Transcribe every line exactly and omit anything that is a picture.

— Extracted material —
──────────

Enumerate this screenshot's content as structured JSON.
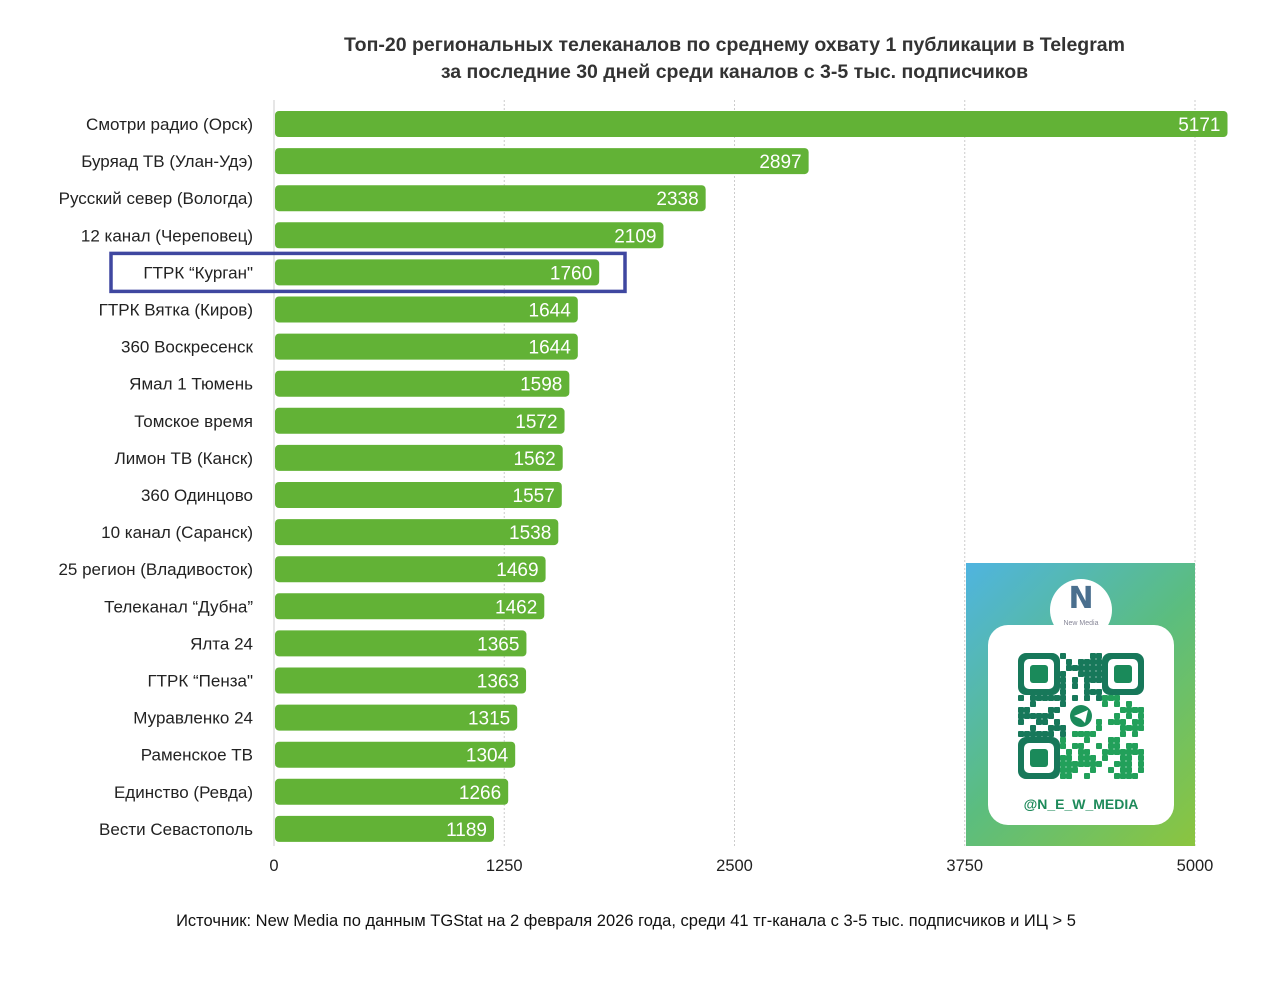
{
  "title_line1": "Топ-20 региональных телеканалов по среднему охвату 1 публикации в Telegram",
  "title_line2": "за последние 30 дней среди каналов с 3-5 тыс. подписчиков",
  "source": "Источник: New Media по данным TGStat на 2 февраля 2026 года, среди 41 тг-канала с 3-5 тыс. подписчиков и ИЦ > 5",
  "promo": {
    "logo_text": "New Media",
    "handle": "@N_E_W_MEDIA",
    "icon": "telegram-qr-code"
  },
  "colors": {
    "bar": "#62b236",
    "highlight": "#3f47a0"
  },
  "chart_data": {
    "type": "bar",
    "orientation": "horizontal",
    "title": "Топ-20 региональных телеканалов по среднему охвату 1 публикации в Telegram за последние 30 дней среди каналов с 3-5 тыс. подписчиков",
    "categories": [
      "Смотри радио (Орск)",
      "Буряад ТВ (Улан-Удэ)",
      "Русский север (Вологда)",
      "12 канал (Череповец)",
      "ГТРК “Курган\"",
      "ГТРК Вятка (Киров)",
      "360 Воскресенск",
      "Ямал 1 Тюмень",
      "Томское время",
      "Лимон ТВ (Канск)",
      "360 Одинцово",
      "10 канал (Саранск)",
      "25 регион (Владивосток)",
      "Телеканал “Дубна”",
      "Ялта 24",
      "ГТРК “Пенза\"",
      "Муравленко 24",
      "Раменское ТВ",
      "Единство (Ревда)",
      "Вести Севастополь"
    ],
    "values": [
      5171,
      2897,
      2338,
      2109,
      1760,
      1644,
      1644,
      1598,
      1572,
      1562,
      1557,
      1538,
      1469,
      1462,
      1365,
      1363,
      1315,
      1304,
      1266,
      1189
    ],
    "highlighted": "ГТРК “Курган\"",
    "xlim": [
      0,
      5000
    ],
    "xticks": [
      "0",
      "1250",
      "2500",
      "3750",
      "5000"
    ],
    "grid": true
  }
}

──────────

— Final answer —
Enumerate this screenshot's content as structured JSON.
{
  "title_line1": "Топ-20 региональных телеканалов по среднему охвату 1 публикации в Telegram",
  "title_line2": "за последние 30 дней среди каналов с 3-5 тыс. подписчиков",
  "source": "Источник: New Media по данным TGStat на 2 февраля 2026 года, среди 41 тг-канала с 3-5 тыс. подписчиков и ИЦ > 5",
  "promo": {
    "logo_text": "New Media",
    "handle": "@N_E_W_MEDIA",
    "icon": "telegram-qr-code"
  },
  "colors": {
    "bar": "#62b236",
    "highlight": "#3f47a0"
  },
  "chart_data": {
    "type": "bar",
    "orientation": "horizontal",
    "title": "Топ-20 региональных телеканалов по среднему охвату 1 публикации в Telegram за последние 30 дней среди каналов с 3-5 тыс. подписчиков",
    "categories": [
      "Смотри радио (Орск)",
      "Буряад ТВ (Улан-Удэ)",
      "Русский север (Вологда)",
      "12 канал (Череповец)",
      "ГТРК “Курган\"",
      "ГТРК Вятка (Киров)",
      "360 Воскресенск",
      "Ямал 1 Тюмень",
      "Томское время",
      "Лимон ТВ (Канск)",
      "360 Одинцово",
      "10 канал (Саранск)",
      "25 регион (Владивосток)",
      "Телеканал “Дубна”",
      "Ялта 24",
      "ГТРК “Пенза\"",
      "Муравленко 24",
      "Раменское ТВ",
      "Единство (Ревда)",
      "Вести Севастополь"
    ],
    "values": [
      5171,
      2897,
      2338,
      2109,
      1760,
      1644,
      1644,
      1598,
      1572,
      1562,
      1557,
      1538,
      1469,
      1462,
      1365,
      1363,
      1315,
      1304,
      1266,
      1189
    ],
    "highlighted": "ГТРК “Курган\"",
    "xlim": [
      0,
      5000
    ],
    "xticks": [
      "0",
      "1250",
      "2500",
      "3750",
      "5000"
    ],
    "grid": true
  }
}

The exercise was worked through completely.